**HOW TO COMPLETE THIS TASK**
Copy every line of the records that includes the word "bounding".

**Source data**
-----

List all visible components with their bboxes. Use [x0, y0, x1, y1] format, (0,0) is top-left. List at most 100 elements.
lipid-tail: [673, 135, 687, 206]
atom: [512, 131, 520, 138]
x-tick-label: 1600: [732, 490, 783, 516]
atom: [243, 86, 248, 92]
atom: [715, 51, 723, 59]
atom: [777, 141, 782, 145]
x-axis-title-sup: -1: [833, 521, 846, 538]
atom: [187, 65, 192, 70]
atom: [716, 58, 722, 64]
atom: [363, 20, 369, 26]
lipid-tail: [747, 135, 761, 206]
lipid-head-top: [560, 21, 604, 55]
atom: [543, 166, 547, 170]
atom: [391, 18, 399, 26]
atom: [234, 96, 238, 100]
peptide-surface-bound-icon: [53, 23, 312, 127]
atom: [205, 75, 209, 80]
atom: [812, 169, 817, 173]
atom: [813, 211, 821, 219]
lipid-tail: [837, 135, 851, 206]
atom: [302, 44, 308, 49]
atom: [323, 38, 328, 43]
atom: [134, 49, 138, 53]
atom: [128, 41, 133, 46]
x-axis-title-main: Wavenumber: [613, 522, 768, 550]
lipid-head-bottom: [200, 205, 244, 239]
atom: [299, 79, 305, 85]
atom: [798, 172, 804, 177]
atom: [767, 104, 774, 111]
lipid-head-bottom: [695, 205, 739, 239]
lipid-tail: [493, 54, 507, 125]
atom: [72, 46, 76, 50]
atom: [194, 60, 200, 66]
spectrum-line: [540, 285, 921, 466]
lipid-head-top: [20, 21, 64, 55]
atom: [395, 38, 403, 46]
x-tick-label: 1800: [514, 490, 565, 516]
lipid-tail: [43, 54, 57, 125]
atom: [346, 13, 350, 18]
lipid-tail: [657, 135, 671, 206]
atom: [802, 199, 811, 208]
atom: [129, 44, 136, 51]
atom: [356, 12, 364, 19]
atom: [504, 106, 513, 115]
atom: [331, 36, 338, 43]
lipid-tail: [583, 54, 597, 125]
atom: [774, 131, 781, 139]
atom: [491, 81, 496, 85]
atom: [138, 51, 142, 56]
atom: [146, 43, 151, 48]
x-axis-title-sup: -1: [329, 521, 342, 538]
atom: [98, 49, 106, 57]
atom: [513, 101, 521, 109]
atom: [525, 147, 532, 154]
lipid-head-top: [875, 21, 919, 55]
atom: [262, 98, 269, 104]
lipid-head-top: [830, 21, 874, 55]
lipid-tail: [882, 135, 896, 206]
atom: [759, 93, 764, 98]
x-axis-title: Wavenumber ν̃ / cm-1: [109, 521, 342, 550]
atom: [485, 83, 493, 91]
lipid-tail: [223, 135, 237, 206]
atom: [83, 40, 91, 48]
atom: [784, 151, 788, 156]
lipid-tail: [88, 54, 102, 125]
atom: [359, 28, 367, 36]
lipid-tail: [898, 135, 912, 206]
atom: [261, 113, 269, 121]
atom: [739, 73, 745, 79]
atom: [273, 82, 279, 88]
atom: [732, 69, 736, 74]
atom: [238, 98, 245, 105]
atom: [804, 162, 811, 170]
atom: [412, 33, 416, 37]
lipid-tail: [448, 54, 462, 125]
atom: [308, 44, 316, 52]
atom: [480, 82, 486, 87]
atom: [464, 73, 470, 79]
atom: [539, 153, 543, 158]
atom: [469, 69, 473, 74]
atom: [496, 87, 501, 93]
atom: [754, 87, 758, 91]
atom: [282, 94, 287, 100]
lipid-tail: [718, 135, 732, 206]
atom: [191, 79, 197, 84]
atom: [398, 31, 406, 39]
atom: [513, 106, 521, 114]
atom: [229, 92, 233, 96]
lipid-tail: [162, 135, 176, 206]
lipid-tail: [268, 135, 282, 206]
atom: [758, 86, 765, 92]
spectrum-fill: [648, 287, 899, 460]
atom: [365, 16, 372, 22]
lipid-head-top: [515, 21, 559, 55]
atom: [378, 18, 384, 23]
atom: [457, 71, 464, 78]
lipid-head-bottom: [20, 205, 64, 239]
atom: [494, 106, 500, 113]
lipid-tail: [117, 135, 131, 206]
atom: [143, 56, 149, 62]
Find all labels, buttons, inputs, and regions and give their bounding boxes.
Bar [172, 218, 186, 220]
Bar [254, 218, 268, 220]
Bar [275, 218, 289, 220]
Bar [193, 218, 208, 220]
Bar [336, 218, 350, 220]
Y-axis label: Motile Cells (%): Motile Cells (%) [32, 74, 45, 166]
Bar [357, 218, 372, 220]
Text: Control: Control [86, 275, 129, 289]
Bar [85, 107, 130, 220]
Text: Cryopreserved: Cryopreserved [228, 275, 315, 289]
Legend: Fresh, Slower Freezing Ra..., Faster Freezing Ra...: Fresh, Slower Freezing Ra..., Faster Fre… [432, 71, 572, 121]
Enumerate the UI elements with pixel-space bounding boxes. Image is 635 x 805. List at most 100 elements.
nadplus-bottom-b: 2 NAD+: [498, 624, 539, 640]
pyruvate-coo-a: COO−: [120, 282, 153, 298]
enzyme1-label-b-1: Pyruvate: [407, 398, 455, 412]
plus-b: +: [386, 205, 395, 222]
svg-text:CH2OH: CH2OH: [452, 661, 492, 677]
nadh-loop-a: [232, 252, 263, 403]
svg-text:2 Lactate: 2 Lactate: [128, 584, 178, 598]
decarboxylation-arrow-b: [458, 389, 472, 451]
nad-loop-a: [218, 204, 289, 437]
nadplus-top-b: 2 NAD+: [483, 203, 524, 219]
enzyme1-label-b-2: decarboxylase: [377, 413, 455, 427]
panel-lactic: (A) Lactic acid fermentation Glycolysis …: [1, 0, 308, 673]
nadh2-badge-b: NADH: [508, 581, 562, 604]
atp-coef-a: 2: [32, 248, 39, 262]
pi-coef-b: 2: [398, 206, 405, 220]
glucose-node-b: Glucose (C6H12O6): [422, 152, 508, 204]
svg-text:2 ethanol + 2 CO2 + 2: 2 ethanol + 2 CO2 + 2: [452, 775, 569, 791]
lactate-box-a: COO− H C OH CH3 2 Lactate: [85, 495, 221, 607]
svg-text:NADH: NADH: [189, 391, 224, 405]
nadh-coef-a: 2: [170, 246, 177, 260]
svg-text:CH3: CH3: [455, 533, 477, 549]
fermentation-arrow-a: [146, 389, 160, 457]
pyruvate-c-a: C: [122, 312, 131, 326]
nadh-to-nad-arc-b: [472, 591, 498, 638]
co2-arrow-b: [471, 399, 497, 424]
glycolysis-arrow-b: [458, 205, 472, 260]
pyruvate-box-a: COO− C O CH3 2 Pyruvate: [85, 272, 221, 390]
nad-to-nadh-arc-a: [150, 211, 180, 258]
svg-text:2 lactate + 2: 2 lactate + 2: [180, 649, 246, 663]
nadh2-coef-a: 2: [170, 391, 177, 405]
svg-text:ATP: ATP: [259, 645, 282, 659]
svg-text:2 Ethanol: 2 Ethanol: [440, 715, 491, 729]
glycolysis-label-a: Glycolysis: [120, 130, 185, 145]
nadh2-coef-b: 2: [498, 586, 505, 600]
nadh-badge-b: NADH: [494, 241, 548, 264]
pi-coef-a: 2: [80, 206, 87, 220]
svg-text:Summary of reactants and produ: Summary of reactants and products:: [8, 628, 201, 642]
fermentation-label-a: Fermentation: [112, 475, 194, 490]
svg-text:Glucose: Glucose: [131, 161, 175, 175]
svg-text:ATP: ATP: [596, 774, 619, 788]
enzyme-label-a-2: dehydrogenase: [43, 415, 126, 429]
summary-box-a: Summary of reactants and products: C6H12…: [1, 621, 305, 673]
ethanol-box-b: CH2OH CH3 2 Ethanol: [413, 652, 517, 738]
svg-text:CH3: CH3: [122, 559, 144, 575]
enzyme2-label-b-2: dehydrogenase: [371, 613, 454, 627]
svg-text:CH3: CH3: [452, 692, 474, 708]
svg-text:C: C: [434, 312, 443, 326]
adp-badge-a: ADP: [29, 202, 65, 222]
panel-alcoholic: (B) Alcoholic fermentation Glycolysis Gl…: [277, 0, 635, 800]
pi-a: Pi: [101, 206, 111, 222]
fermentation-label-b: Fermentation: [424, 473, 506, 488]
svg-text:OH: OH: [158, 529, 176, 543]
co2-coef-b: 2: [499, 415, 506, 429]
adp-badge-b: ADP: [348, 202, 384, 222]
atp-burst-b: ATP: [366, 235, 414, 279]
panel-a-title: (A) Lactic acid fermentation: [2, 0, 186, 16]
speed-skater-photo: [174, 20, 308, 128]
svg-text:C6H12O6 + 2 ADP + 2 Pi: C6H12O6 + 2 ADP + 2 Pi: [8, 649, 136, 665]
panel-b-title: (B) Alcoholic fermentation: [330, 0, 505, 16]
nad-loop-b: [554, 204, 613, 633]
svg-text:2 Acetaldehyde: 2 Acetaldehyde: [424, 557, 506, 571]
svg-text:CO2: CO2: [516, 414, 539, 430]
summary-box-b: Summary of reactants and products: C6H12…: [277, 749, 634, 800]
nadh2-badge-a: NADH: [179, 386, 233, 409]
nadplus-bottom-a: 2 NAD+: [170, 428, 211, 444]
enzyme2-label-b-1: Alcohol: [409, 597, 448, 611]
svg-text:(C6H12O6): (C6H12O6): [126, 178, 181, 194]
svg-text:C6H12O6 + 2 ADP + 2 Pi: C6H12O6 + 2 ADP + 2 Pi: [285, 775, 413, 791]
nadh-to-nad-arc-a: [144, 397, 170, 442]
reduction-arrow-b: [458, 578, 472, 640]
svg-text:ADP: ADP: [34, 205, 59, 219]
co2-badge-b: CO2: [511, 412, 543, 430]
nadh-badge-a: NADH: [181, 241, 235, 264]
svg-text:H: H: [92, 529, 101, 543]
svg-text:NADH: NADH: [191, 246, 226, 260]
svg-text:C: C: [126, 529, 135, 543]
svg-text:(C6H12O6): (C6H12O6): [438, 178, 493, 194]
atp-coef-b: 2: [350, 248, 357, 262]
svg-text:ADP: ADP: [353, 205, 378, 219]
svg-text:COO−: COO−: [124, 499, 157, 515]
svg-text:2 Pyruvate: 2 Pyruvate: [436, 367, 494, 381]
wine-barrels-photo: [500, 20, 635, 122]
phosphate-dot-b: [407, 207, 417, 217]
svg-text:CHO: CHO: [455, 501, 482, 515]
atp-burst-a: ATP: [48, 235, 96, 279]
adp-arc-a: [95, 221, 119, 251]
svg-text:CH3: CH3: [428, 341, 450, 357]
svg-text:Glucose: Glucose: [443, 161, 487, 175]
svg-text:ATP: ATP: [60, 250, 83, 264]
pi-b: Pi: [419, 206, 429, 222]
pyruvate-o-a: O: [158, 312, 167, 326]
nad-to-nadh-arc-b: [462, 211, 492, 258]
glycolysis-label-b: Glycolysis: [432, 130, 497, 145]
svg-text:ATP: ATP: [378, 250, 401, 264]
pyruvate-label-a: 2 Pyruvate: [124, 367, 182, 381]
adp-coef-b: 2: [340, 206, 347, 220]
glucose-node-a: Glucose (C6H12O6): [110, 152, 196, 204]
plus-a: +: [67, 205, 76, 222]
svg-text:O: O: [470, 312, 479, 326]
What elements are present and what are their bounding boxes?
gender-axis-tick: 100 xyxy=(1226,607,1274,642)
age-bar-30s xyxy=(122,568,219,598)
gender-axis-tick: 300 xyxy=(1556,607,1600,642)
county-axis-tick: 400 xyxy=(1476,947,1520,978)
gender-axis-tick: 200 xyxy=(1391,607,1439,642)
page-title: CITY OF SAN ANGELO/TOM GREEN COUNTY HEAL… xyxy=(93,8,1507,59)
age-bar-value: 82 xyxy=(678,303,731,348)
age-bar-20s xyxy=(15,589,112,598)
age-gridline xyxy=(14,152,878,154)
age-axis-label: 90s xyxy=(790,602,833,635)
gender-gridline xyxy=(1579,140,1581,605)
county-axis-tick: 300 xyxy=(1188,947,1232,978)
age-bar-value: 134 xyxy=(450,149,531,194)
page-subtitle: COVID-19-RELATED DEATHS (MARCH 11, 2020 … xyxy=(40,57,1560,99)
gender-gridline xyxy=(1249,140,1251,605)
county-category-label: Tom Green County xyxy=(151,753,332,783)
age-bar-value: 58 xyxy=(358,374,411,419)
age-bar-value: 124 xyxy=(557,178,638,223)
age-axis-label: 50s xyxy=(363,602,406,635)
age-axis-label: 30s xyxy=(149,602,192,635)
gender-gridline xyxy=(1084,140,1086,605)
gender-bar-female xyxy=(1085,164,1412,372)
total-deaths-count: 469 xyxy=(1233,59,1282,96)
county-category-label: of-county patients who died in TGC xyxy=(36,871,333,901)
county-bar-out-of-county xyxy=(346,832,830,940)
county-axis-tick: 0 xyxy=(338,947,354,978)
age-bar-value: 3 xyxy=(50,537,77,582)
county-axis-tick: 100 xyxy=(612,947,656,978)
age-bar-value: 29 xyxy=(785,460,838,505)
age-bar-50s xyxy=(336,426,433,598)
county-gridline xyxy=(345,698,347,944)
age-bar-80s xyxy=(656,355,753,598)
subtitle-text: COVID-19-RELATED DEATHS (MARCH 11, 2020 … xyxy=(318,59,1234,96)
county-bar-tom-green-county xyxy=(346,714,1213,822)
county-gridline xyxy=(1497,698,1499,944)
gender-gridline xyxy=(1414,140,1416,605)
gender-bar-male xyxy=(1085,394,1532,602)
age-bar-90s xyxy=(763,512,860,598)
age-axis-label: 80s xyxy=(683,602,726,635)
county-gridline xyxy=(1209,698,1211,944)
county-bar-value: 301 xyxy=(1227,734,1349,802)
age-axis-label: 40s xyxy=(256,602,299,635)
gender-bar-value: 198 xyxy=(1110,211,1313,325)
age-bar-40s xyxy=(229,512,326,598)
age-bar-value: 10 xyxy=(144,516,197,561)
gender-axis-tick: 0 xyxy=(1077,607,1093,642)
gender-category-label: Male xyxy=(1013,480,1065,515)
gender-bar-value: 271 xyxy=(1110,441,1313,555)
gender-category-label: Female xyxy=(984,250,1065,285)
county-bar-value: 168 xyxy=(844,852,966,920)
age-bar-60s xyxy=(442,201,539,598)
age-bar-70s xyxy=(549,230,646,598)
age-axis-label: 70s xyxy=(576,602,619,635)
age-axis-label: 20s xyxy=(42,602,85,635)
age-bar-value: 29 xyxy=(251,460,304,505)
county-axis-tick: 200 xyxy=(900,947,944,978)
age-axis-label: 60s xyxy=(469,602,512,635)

-----

**ANSWER FOR THE TASK**
Find all labels, buttons, inputs, and regions and give their bounding boxes.
Enumerate the UI elements with pixel-space bounding boxes. Image is 635 x 805. List at most 100 elements.
What elements are present and what are their bounding boxes?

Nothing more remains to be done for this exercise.